## 資料
日本コカ・コーラ株式会社豊浦氏登壇「マーケティングのビジネス貢献をいかに可視化するか」後編

取材記事

2023-02-27

【本記事は2022年10月5日に開催されたマーケティング・スキルデイの書き起こし記事です。】

日本コカ・コーラの重要な販売チャネルである自動販売機と、スマートフォンアプリを連携し、同社の売上やブランド向上につなげている「Coke ON(コーク・オン)」。オンとオフを新しい形で統合した施策として、様々な業界から注目されています。
今回のセッションでは、この「Coke ON」成功の立役者である豊浦洋祐氏が登壇し、同施策がどのようなビジネス課題の解決策として行われ、その効果を可視化しているのかポイントを語ります。
マーケティングにおいて、ビジネス貢献を可視化し、その説明責任を果たすことが次の投資につながり、さらに大きな成果に結びつきます。グロースX取締役COOの山口義宏が、この「ポジティブスパイラル」を回すための秘訣に迫ります。

>前編はこちら
・「Coke ON」を開発した背景とこれまでの歩み
・ビジネス貢献を可視化する
・より納得感のあるストーリーをつくる

 

豊浦 洋祐さん

日本コカ・コーラ株式会社
ジャパン&コリア オペレーティングユニット マーケティング本部 IMX Digital Platforms 部長
2013年日本コカ・コーラに入社。デジタルマーケティング全般を統括。
Coke ONの初期開発からプロジェクトを牽引。2016年にローンチして以降、自動販売機のロイヤリティ施策や、オリンピック関連の様々な施策を実施し、現在では3900万ダウンロードを誇る世界最大級の飲料カテゴリーD2Cプラットフォームに成長。
2021年からCoke ONを含む、日本と韓国のデジタルプラットフォームを統括。

 

ビジネスクエスチョンを翻訳していく

山口:調査対象者のデータがこうだから、全体もこうでしょう…という意味で、貢献金額全体の類推ができるようになるんでしょうか?

豊浦さん:そうですね、実際に「Coke ON」でいくら儲かっているかについて、紐解いていけるかなというふうに思ってます。 まず、もっとも抽象度の高いビジネスクエスチョンは「プラットフォーム全体として費用対効果ってどうなの?」でしょう。答えるには非常に漠然としているし、かなり説明が難しいのですが、抽象度の高い質問はどんどん翻訳していくことで、分析が可能なビジネスクエスチョンになっていくのかなと思っています。例えば「2021年に「Coke ON」がもたらした純増本数は?」と翻訳してみます。さらに「各都市別のダウンロードユーザーが2021年にもたらした純増本数は?」みたいに翻訳していくと、分析できそうな匂いがしてきますよね。

## データ行

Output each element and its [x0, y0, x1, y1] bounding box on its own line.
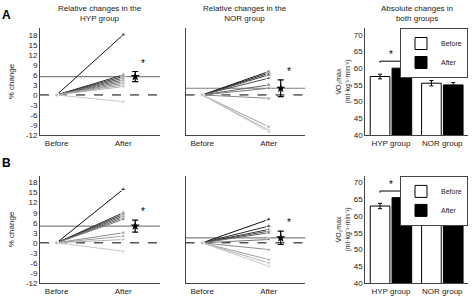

## 練習問題
A – 記事では、豊浦洋祐氏が日本コカ・コーラに入社したのは何年とされているか。
B – 記事を、「今回のセッションでは、この「」という語句を含むところから書き写し、「を回すための秘訣に迫ります。」の後で止めてください。

## 解答
A – 2013年。

B –
今回のセッションでは、この「Coke ON」成功の立役者である豊浦洋祐氏が登壇し、同施策がどのようなビジネス課題の解決策として行われ、その効果を可視化しているのかポイントを語ります。
マーケティングにおいて、ビジネス貢献を可視化し、その説明責任を果たすことが次の投資につながり、さらに大きな成果に結びつきます。グロースX取締役COOの山口義宏が、この「ポジティブスパイラル」を回すための秘訣に迫ります。